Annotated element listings
┌──

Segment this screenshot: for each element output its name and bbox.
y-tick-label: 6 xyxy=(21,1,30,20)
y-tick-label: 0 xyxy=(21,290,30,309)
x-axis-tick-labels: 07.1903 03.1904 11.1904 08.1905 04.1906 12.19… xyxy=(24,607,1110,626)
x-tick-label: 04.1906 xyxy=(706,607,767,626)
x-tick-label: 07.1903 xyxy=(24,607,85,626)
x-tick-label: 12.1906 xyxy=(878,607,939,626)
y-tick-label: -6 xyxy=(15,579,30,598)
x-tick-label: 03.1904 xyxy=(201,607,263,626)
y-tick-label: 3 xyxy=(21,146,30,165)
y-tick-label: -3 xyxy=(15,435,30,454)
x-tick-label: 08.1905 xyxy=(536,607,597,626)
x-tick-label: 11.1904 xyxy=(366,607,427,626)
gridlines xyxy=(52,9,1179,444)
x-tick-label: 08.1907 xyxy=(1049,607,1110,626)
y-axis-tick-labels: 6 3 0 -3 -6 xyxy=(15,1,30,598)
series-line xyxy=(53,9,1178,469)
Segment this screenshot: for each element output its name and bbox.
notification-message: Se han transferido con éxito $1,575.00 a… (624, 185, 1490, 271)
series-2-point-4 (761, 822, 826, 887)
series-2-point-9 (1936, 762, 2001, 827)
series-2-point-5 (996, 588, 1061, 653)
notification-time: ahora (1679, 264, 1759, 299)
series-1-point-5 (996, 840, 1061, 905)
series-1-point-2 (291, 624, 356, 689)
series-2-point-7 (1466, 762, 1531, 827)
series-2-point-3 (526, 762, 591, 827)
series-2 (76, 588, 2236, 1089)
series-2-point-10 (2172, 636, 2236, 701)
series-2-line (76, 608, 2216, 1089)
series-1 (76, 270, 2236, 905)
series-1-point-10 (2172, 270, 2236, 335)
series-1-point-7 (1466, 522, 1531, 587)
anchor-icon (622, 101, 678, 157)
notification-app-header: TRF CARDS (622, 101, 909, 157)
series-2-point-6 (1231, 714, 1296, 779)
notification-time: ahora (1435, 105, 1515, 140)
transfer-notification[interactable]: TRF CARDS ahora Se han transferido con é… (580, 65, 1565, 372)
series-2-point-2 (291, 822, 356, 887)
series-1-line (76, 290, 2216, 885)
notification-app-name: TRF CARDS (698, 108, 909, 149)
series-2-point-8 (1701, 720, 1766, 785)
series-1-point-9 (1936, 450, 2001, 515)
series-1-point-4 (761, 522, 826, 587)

└──

Copy the items above line for line, without changing anything.

Segment this screenshot: for each element output its name and bbox.
y-tick-label: 6 xyxy=(21,1,30,20)
y-tick-label: 0 xyxy=(21,290,30,309)
x-axis-tick-labels: 07.1903 03.1904 11.1904 08.1905 04.1906 12.19… xyxy=(24,607,1110,626)
x-tick-label: 04.1906 xyxy=(706,607,767,626)
x-tick-label: 07.1903 xyxy=(24,607,85,626)
x-tick-label: 12.1906 xyxy=(878,607,939,626)
y-tick-label: -6 xyxy=(15,579,30,598)
x-tick-label: 03.1904 xyxy=(201,607,263,626)
y-tick-label: 3 xyxy=(21,146,30,165)
y-tick-label: -3 xyxy=(15,435,30,454)
x-tick-label: 08.1905 xyxy=(536,607,597,626)
x-tick-label: 11.1904 xyxy=(366,607,427,626)
gridlines xyxy=(52,9,1179,444)
x-tick-label: 08.1907 xyxy=(1049,607,1110,626)
y-axis-tick-labels: 6 3 0 -3 -6 xyxy=(15,1,30,598)
series-line xyxy=(53,9,1178,469)
Segment this screenshot: for each element output its name and bbox.
notification-message: Se han transferido con éxito $1,575.00 a… (624, 185, 1490, 271)
series-2-point-4 (761, 822, 826, 887)
series-2-point-9 (1936, 762, 2001, 827)
series-2-point-5 (996, 588, 1061, 653)
notification-time: ahora (1679, 264, 1759, 299)
series-1-point-5 (996, 840, 1061, 905)
series-1-point-2 (291, 624, 356, 689)
series-2-point-7 (1466, 762, 1531, 827)
series-2-point-3 (526, 762, 591, 827)
series-2 (76, 588, 2236, 1089)
series-2-point-10 (2172, 636, 2236, 701)
series-2-line (76, 608, 2216, 1089)
series-1 (76, 270, 2236, 905)
series-1-point-10 (2172, 270, 2236, 335)
series-1-point-7 (1466, 522, 1531, 587)
anchor-icon (622, 101, 678, 157)
notification-app-header: TRF CARDS (622, 101, 909, 157)
series-2-point-6 (1231, 714, 1296, 779)
notification-time: ahora (1435, 105, 1515, 140)
transfer-notification[interactable]: TRF CARDS ahora Se han transferido con é… (580, 65, 1565, 372)
series-2-point-2 (291, 822, 356, 887)
series-1-line (76, 290, 2216, 885)
notification-app-name: TRF CARDS (698, 108, 909, 149)
series-2-point-8 (1701, 720, 1766, 785)
series-1-point-9 (1936, 450, 2001, 515)
series-1-point-4 (761, 522, 826, 587)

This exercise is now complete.